Give the number of lines that include the string "Circle", nothing more.

----------

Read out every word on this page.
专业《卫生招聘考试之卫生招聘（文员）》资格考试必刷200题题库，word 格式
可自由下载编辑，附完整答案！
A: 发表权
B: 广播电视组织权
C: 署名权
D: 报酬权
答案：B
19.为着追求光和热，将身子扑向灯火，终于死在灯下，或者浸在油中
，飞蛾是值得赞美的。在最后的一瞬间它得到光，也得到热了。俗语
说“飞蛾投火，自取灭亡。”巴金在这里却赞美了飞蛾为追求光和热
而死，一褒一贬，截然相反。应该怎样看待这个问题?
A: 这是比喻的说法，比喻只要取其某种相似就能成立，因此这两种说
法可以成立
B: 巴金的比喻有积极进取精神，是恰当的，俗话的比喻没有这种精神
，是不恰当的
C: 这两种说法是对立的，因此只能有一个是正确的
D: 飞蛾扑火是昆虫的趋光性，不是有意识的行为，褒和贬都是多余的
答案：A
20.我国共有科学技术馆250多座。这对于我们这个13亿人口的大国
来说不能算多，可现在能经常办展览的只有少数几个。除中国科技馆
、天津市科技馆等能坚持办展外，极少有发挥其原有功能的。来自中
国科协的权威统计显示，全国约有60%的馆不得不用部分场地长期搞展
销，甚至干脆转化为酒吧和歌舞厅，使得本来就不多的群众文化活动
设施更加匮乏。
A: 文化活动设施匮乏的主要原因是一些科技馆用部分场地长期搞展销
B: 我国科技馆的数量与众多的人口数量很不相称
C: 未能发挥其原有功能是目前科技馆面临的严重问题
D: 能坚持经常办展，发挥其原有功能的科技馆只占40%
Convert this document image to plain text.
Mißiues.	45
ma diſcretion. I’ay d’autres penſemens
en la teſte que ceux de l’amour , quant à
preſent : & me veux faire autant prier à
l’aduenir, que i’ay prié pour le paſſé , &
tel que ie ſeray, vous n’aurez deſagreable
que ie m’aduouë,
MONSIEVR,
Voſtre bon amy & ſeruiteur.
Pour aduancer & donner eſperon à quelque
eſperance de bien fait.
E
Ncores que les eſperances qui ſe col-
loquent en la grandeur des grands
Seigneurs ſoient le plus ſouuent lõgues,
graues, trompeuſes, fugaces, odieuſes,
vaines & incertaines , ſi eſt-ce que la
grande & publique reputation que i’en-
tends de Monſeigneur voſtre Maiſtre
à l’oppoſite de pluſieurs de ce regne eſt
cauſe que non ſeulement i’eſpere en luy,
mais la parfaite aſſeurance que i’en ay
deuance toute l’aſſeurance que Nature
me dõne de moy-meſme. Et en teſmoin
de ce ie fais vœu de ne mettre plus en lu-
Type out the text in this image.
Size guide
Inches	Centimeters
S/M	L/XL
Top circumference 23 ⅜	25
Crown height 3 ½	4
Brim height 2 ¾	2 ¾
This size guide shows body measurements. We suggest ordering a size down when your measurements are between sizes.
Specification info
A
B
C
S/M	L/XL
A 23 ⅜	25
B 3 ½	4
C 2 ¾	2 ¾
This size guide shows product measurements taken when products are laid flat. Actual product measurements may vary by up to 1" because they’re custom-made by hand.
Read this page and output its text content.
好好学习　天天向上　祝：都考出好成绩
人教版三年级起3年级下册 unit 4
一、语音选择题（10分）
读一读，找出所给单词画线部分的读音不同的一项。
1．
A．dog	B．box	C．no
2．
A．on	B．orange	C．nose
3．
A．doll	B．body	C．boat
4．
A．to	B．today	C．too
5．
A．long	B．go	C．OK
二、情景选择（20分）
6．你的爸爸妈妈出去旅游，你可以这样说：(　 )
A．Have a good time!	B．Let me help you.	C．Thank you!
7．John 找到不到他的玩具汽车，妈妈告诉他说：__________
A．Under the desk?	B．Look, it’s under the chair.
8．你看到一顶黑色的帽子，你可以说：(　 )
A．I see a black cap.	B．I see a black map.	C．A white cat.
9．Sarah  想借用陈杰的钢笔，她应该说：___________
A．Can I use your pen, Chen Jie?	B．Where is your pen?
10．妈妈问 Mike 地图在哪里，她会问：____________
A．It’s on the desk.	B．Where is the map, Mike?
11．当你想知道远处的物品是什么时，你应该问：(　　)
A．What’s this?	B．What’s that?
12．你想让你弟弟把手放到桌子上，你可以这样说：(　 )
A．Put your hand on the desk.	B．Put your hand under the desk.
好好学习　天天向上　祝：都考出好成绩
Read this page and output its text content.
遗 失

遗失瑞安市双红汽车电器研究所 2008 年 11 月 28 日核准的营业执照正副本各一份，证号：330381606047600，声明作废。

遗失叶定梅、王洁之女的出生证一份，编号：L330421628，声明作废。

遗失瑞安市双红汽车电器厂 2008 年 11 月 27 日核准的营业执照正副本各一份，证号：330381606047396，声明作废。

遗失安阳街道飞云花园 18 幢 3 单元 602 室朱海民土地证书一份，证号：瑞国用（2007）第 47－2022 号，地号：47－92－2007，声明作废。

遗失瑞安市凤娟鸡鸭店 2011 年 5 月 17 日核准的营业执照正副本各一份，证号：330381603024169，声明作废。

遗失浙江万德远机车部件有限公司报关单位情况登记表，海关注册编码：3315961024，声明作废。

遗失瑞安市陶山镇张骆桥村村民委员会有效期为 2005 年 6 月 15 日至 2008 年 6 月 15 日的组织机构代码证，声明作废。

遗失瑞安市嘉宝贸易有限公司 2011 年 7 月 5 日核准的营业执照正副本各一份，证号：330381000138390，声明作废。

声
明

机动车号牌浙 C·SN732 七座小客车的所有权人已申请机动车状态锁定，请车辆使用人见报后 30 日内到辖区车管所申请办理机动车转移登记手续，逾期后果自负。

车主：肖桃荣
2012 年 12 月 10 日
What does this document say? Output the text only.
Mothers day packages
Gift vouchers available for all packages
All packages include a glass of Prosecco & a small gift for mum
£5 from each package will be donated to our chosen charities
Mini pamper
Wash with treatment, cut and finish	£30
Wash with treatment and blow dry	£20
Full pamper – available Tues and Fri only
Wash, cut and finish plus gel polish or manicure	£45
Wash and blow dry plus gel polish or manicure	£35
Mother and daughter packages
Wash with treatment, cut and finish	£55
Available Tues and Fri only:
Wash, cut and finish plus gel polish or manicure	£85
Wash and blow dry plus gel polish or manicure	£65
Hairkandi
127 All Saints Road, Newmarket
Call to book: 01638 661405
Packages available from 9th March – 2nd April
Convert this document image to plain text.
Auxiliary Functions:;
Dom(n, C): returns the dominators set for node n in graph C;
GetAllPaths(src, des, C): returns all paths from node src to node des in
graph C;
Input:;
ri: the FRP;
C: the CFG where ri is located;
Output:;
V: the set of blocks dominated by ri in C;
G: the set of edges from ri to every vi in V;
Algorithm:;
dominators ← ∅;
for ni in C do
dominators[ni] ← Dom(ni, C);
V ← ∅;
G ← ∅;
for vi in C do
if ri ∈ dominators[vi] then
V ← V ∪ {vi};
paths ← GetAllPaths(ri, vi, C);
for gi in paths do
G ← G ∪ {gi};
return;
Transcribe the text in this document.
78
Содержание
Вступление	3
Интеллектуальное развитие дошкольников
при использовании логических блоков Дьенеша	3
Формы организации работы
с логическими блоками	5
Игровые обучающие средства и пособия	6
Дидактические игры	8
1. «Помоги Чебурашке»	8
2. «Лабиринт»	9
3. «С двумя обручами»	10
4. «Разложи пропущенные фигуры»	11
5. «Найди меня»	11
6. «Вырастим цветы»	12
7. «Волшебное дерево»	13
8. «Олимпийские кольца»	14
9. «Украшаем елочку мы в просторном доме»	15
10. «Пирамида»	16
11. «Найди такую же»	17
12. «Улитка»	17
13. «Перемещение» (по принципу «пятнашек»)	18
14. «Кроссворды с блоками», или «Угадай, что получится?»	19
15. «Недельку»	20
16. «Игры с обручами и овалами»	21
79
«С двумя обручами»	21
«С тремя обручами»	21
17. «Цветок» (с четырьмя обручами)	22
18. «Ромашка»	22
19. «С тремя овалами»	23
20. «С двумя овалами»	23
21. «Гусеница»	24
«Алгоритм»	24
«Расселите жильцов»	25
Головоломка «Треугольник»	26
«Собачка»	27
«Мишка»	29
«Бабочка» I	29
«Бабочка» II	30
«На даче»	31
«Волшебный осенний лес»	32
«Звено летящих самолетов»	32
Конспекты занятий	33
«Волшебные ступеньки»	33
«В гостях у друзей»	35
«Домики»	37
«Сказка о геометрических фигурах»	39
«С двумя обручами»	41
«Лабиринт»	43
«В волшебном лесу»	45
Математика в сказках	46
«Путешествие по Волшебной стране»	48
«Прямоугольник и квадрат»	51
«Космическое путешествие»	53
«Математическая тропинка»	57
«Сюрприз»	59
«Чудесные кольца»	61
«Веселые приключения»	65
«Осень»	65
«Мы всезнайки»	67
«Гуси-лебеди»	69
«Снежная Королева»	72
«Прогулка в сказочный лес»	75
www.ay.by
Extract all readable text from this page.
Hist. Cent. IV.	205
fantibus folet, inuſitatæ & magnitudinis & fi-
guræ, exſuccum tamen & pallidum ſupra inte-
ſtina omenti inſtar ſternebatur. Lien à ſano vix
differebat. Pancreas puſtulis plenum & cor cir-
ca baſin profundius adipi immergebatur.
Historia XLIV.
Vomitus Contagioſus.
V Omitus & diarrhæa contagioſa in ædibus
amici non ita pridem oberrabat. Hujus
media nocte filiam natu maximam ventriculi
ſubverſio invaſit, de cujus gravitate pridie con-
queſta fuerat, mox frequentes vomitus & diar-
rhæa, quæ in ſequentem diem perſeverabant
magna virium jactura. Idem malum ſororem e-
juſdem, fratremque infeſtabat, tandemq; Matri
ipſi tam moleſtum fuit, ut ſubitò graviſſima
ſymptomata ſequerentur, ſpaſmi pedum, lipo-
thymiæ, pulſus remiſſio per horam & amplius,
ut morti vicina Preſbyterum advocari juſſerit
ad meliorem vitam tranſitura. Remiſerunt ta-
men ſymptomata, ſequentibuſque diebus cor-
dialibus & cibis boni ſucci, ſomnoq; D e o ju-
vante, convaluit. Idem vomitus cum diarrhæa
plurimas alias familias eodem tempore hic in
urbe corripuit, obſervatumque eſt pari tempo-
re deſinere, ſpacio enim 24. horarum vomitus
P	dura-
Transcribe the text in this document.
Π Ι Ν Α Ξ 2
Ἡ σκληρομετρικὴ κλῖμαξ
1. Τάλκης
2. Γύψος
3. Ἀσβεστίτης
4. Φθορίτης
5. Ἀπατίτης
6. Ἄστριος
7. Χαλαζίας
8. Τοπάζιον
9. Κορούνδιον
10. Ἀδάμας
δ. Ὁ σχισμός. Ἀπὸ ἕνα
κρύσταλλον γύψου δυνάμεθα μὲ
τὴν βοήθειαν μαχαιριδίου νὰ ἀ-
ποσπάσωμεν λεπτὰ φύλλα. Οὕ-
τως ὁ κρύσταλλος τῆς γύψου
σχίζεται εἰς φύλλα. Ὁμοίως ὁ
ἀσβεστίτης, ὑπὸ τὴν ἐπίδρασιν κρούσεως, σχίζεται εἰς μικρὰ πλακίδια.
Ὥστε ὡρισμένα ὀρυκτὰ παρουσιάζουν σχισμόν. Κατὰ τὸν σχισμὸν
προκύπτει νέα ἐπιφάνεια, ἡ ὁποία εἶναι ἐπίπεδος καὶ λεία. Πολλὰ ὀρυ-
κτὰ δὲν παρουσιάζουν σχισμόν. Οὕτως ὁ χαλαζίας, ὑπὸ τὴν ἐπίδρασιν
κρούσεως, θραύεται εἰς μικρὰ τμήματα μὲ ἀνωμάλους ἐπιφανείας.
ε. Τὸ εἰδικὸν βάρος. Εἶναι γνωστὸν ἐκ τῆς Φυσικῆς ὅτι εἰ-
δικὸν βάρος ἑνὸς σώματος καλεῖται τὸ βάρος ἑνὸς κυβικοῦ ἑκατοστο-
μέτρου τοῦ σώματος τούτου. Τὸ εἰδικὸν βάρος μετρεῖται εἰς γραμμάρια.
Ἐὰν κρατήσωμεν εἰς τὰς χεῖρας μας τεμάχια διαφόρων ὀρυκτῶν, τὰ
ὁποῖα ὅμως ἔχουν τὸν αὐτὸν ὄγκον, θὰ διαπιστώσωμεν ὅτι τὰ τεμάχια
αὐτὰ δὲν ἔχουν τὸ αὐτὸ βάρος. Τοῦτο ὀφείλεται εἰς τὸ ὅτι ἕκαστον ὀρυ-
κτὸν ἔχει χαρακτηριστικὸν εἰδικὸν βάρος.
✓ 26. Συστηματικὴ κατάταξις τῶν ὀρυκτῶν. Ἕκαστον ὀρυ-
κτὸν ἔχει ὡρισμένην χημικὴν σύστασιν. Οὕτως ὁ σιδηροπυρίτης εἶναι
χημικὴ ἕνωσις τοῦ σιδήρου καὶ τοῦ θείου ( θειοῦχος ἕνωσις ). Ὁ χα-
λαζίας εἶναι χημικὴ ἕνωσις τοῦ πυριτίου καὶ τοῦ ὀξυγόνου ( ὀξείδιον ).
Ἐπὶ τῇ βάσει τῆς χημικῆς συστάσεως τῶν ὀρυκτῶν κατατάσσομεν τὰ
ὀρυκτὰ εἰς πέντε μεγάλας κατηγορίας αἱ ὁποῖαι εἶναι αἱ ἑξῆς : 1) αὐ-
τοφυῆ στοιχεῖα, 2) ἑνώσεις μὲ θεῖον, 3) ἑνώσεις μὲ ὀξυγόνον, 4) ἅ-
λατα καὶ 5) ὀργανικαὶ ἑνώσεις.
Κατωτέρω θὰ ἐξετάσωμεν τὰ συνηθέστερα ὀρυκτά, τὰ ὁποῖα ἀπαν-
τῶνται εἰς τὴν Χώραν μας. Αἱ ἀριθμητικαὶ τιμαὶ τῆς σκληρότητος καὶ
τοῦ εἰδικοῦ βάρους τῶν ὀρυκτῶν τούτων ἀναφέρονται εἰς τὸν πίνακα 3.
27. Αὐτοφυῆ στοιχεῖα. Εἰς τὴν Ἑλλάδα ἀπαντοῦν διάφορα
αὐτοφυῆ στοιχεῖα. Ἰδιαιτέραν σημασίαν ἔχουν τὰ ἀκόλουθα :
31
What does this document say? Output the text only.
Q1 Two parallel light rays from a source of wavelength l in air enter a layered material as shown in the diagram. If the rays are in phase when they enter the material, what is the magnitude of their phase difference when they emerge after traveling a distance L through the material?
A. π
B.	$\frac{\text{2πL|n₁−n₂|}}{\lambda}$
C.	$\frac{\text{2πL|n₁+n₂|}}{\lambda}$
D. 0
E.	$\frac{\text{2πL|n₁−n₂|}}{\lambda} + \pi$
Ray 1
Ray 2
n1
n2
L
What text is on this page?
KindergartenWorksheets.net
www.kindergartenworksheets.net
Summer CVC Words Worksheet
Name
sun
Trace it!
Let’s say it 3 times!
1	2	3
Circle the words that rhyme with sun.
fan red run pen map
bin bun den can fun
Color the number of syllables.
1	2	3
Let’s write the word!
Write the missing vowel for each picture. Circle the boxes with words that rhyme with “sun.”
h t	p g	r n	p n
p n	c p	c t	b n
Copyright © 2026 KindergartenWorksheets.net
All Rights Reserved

----------

• **The solution**
2